● WRITTEN TASK
Copy out all lines that hold "betting".

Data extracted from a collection

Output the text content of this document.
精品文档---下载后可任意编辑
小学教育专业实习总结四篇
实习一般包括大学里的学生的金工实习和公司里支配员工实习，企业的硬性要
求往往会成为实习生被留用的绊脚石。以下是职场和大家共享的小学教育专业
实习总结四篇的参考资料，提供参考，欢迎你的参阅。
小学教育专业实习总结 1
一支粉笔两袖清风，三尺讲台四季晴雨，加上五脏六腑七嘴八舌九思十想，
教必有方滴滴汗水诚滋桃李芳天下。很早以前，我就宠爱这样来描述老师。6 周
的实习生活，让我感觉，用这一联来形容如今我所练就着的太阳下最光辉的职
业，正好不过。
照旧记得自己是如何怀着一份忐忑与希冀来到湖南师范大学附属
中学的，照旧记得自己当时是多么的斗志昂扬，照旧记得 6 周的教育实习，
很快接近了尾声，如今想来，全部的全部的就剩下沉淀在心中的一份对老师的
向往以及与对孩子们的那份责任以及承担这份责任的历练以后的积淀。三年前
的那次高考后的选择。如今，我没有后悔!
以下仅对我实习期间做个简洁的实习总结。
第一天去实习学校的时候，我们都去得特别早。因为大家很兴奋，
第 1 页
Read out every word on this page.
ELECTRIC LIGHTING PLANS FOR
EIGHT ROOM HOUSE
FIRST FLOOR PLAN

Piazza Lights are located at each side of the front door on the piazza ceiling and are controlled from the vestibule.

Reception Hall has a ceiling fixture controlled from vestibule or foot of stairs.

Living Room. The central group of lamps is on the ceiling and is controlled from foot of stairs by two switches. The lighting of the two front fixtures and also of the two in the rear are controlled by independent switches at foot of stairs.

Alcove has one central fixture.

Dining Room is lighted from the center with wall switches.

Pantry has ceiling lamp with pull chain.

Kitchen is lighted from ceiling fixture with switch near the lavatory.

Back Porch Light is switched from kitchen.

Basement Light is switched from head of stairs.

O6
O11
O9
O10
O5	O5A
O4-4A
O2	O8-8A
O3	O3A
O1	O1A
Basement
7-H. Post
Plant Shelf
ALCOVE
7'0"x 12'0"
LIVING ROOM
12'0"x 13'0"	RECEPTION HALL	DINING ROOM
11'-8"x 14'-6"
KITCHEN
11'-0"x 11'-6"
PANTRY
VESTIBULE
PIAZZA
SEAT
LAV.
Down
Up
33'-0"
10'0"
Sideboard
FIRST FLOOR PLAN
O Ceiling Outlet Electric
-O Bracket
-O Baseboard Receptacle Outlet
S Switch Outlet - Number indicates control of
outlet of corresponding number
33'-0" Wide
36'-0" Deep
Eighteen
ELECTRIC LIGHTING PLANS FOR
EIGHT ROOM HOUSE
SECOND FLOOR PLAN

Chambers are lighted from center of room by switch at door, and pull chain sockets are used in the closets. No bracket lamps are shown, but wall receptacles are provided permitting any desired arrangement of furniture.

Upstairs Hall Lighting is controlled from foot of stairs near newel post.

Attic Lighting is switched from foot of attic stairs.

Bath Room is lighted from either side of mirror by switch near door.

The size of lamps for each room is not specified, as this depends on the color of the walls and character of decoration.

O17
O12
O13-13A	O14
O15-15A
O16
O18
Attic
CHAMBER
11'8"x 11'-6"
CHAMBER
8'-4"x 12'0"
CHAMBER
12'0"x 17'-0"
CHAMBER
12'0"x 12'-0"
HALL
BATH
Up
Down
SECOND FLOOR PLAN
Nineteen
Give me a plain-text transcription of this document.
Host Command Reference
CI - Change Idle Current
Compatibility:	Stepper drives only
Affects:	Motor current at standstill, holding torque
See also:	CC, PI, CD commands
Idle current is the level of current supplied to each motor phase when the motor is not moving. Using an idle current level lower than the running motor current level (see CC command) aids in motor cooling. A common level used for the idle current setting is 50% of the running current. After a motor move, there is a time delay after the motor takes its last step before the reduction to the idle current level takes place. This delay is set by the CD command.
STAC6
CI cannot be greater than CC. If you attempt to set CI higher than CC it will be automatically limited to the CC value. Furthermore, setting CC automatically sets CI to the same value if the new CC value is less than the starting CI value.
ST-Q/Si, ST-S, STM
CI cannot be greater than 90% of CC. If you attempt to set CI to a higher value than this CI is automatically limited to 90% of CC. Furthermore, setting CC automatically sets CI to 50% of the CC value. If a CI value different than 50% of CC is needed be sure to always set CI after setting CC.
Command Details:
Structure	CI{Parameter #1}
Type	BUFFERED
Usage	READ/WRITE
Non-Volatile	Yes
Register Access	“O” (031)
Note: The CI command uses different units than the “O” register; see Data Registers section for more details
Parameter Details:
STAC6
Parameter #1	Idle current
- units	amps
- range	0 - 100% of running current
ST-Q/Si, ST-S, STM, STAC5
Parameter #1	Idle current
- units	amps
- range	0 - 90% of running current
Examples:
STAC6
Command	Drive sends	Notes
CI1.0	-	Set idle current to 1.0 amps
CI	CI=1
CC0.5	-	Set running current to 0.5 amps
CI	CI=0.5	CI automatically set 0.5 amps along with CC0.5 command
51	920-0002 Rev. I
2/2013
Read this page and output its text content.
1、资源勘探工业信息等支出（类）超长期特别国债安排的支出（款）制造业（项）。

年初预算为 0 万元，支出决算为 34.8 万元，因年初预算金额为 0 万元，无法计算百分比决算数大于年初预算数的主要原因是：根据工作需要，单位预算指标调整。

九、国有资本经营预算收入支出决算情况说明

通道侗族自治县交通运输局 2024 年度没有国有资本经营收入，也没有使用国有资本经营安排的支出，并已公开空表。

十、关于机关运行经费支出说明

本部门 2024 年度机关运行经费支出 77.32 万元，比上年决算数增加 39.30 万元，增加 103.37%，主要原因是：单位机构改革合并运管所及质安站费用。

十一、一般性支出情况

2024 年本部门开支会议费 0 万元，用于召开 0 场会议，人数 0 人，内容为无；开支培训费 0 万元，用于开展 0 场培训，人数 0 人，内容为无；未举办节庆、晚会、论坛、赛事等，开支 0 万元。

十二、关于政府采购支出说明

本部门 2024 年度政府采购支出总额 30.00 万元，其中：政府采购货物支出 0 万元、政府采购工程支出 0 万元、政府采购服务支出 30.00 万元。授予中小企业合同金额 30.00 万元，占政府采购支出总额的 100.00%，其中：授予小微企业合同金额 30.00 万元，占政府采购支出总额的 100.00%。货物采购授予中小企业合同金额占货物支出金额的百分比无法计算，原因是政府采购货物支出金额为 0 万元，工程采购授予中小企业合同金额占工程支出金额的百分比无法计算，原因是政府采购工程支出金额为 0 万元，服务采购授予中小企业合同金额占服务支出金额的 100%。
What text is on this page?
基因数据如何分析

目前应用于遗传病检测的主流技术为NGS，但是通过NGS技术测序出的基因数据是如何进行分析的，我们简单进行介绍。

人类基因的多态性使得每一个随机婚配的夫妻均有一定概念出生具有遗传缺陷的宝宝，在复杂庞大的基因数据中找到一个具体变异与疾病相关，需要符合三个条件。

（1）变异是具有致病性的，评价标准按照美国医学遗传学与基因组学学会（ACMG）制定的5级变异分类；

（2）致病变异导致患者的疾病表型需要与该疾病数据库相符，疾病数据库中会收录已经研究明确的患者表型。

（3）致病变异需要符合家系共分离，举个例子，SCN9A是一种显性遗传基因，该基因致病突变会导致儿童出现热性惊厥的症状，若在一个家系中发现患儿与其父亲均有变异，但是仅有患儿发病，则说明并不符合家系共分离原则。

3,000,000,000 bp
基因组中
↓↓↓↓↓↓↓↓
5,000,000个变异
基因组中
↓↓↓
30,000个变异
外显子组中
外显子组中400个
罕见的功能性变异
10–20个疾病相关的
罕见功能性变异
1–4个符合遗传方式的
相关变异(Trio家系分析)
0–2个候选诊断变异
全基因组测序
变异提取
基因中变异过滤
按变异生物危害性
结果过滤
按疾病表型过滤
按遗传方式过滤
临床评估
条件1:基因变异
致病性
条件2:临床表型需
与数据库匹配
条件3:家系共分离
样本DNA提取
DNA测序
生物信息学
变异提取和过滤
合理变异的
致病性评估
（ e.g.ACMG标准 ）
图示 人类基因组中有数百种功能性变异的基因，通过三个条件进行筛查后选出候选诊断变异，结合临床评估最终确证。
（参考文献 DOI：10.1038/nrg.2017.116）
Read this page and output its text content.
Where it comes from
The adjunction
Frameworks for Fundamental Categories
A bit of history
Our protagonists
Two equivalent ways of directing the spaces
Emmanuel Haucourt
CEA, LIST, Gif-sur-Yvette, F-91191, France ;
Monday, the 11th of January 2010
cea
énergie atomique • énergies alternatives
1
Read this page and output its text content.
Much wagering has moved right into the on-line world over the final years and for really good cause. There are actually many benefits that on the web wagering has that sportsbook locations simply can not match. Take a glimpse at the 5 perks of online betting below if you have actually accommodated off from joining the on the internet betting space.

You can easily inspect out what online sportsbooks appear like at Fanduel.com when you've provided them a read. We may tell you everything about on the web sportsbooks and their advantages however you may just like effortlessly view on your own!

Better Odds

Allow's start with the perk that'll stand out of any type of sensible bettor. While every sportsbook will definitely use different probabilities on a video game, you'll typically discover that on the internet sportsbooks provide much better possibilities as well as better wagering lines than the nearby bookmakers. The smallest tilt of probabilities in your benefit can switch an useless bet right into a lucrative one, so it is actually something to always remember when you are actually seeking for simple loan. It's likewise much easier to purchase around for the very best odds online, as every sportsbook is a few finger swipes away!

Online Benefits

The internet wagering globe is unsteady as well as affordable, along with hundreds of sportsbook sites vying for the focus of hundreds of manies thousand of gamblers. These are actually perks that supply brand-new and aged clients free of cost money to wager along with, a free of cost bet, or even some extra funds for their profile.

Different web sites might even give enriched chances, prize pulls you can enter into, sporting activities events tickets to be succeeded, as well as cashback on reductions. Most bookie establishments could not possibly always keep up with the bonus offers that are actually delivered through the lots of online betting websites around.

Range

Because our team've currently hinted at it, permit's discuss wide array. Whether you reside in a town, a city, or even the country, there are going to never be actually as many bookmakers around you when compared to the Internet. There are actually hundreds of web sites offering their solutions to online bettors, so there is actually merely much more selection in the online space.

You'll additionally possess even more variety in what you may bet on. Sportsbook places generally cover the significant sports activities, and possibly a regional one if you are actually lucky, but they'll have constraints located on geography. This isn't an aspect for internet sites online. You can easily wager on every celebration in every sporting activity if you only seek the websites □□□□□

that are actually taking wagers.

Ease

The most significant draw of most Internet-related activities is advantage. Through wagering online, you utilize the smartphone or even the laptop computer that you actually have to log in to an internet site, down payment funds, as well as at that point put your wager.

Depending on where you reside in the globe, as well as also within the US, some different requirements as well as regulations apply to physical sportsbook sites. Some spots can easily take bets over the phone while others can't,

● EXERCISE SOLUTION
Much wagering has moved right into the on-line world over the final years and for really good cause. There are actually many benefits that on the web wagering has that sportsbook locations simply can not match. Take a glimpse at the 5 perks of online betting below if you have actually accommodated off from joining the on the internet betting space.
Different web sites might even give enriched chances, prize pulls you can enter into, sporting activities events tickets to be succeeded, as well as cashback on reductions. Most bookie establishments could not possibly always keep up with the bonus offers that are actually delivered through the lots of online betting websites around.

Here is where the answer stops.